Data records:
+++

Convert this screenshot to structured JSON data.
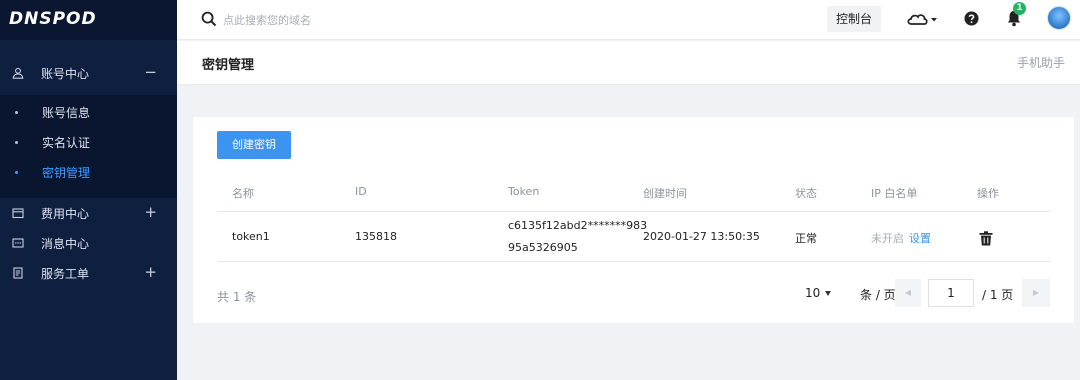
{
  "brand": {
    "logo": "DNSPOD"
  },
  "sidebar": {
    "groups": [
      {
        "label": "账号中心",
        "toggle": "−",
        "icon": "user-icon"
      },
      {
        "label": "费用中心",
        "toggle": "+",
        "icon": "wallet-icon"
      },
      {
        "label": "消息中心",
        "icon": "message-icon"
      },
      {
        "label": "服务工单",
        "toggle": "+",
        "icon": "ticket-icon"
      }
    ],
    "account_items": [
      {
        "label": "账号信息",
        "active": false
      },
      {
        "label": "实名认证",
        "active": false
      },
      {
        "label": "密钥管理",
        "active": true
      }
    ]
  },
  "topbar": {
    "search_placeholder": "点此搜索您的域名",
    "console_label": "控制台",
    "notification_count": "1",
    "icons": [
      "search-icon",
      "cloud-icon",
      "help-icon",
      "bell-icon",
      "avatar"
    ]
  },
  "page": {
    "title": "密钥管理",
    "helper_link": "手机助手"
  },
  "keys": {
    "create_label": "创建密钥",
    "columns": [
      "名称",
      "ID",
      "Token",
      "创建时间",
      "状态",
      "IP 白名单",
      "操作"
    ],
    "rows": [
      {
        "name": "token1",
        "id": "135818",
        "token_line1": "c6135f12abd2*******983",
        "token_line2": "95a5326905",
        "created": "2020-01-27 13:50:35",
        "status": "正常",
        "whitelist_status": "未开启",
        "whitelist_action": "设置"
      }
    ]
  },
  "pagination": {
    "total": "共 1 条",
    "page_size": "10",
    "per_page_label": "条 / 页",
    "current_page": "1",
    "total_pages": "/ 1 页",
    "prev": "◀",
    "next": "▶"
  },
  "colors": {
    "sidebar_bg": "#0f1f3f",
    "accent": "#3b95f0",
    "badge": "#23b25f"
  }
}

+++

Transcribe every line in the entries above, taking out only the images.

Convert this screenshot to structured JSON data.
{
  "brand": {
    "logo": "DNSPOD"
  },
  "sidebar": {
    "groups": [
      {
        "label": "账号中心",
        "toggle": "−",
        "icon": "user-icon"
      },
      {
        "label": "费用中心",
        "toggle": "+",
        "icon": "wallet-icon"
      },
      {
        "label": "消息中心",
        "icon": "message-icon"
      },
      {
        "label": "服务工单",
        "toggle": "+",
        "icon": "ticket-icon"
      }
    ],
    "account_items": [
      {
        "label": "账号信息",
        "active": false
      },
      {
        "label": "实名认证",
        "active": false
      },
      {
        "label": "密钥管理",
        "active": true
      }
    ]
  },
  "topbar": {
    "search_placeholder": "点此搜索您的域名",
    "console_label": "控制台",
    "notification_count": "1",
    "icons": [
      "search-icon",
      "cloud-icon",
      "help-icon",
      "bell-icon",
      "avatar"
    ]
  },
  "page": {
    "title": "密钥管理",
    "helper_link": "手机助手"
  },
  "keys": {
    "create_label": "创建密钥",
    "columns": [
      "名称",
      "ID",
      "Token",
      "创建时间",
      "状态",
      "IP 白名单",
      "操作"
    ],
    "rows": [
      {
        "name": "token1",
        "id": "135818",
        "token_line1": "c6135f12abd2*******983",
        "token_line2": "95a5326905",
        "created": "2020-01-27 13:50:35",
        "status": "正常",
        "whitelist_status": "未开启",
        "whitelist_action": "设置"
      }
    ]
  },
  "pagination": {
    "total": "共 1 条",
    "page_size": "10",
    "per_page_label": "条 / 页",
    "current_page": "1",
    "total_pages": "/ 1 页",
    "prev": "◀",
    "next": "▶"
  },
  "colors": {
    "sidebar_bg": "#0f1f3f",
    "accent": "#3b95f0",
    "badge": "#23b25f"
  }
}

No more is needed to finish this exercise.